- Enfría y localiza el tornillo. Apaga tu placa de cocina en el panel de control y déjala enfriar durante al menos cinco minutos. Mira directamente debajo del mando, donde se une al dial del quemador. La mayoría de los mandos tienen un pequeño tornillo de fijación empotrado en la base; suele ser de latón o acero inoxidable y tiene el tamaño aproximado de la cabeza de una cerilla. Usa una linterna si la luz debajo de tu placa de cocina es tenue. Si no ves ningún tornillo en la parte inferior, tu mando puede ser de ajuste a presión o de rosca en su lugar.
- Afloja el tornillo oculto. Selecciona un destornillador que encaje bien en la cabeza del tornillo de fijación; suele ser de cabeza Phillips o plana, típicamente de 1/16 de pulgada o menos. Gira en sentido contrario a las agujas del reloj lentamente hasta que el tornillo se libere. Para un tornillo de fijación, generalmente solo necesitas aflojarlo de un cuarto a media vuelta; no lo quites por completo a menos que salga fácilmente. Si está atascado, aplica una gota diminuta de aceite penetrante y espera dos minutos antes de intentarlo de nuevo.
- Extrae el mando roto. Agarra el mando firmemente con los dedos o con un paño para un mejor agarre. Tira recto hacia ti con presión constante y uniforme. El mando debería deslizarse fuera del eje del control. Si se resiste, muévelo ligeramente de lado a lado mientras tiras; no lo fuerces mucho o te arriesgarás a doblar el eje debajo. Una vez que esté fuera, deja el mando viejo a un lado.

--- --- ---

● **EJERCICIOS**:
a: Según el texto sobre el mando de la placa de cocina, ¿durante cuánto tiempo como mínimo hay que dejar enfriar la placa después de apagarla?
b: Copia del texto sobre el mando de la placa de cocina todo lo que va desde "- Extrae el" hasta "viejo a un lado.", ambos incluidos.

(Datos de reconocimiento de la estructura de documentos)
--- --- ---

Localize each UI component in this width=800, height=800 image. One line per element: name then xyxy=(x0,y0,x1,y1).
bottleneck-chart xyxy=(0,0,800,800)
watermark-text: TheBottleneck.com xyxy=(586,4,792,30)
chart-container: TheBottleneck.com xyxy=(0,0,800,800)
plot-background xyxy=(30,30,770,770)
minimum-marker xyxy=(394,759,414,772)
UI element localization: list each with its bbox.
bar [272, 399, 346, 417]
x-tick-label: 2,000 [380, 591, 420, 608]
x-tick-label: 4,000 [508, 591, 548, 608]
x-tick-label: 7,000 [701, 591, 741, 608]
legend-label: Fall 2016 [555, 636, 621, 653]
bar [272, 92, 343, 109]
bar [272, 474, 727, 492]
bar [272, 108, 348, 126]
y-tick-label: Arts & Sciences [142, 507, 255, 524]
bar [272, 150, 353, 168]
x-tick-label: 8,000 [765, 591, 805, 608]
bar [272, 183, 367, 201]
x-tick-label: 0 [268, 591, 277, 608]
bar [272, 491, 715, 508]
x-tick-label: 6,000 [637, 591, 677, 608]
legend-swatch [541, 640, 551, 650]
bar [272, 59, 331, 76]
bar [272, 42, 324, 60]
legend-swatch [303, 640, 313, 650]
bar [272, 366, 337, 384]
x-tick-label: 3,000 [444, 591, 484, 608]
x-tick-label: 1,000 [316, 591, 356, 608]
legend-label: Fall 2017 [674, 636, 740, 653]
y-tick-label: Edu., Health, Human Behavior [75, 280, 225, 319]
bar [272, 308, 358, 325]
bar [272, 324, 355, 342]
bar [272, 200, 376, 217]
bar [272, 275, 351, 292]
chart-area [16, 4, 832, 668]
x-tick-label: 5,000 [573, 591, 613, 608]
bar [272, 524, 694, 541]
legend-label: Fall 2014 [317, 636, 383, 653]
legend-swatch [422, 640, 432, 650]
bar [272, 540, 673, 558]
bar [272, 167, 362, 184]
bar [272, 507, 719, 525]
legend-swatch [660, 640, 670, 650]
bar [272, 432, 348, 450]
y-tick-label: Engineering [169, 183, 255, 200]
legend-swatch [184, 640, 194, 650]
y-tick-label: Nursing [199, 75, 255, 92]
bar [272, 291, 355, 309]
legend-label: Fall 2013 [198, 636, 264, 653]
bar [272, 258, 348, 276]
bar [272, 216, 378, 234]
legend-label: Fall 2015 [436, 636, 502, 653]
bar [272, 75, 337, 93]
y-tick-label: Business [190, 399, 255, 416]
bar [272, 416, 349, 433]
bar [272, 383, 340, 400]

--- --- ---

● **RESPUESTAS ESCRITAS**:
a: Durante al menos cinco minutos.

b:
- Extrae el mando roto. Agarra el mando firmemente con los dedos o con un paño para un mejor agarre. Tira recto hacia ti con presión constante y uniforme. El mando debería deslizarse fuera del eje del control. Si se resiste, muévelo ligeramente de lado a lado mientras tiras; no lo fuerces mucho o te arriesgarás a doblar el eje debajo. Una vez que esté fuera, deja el mando viejo a un lado.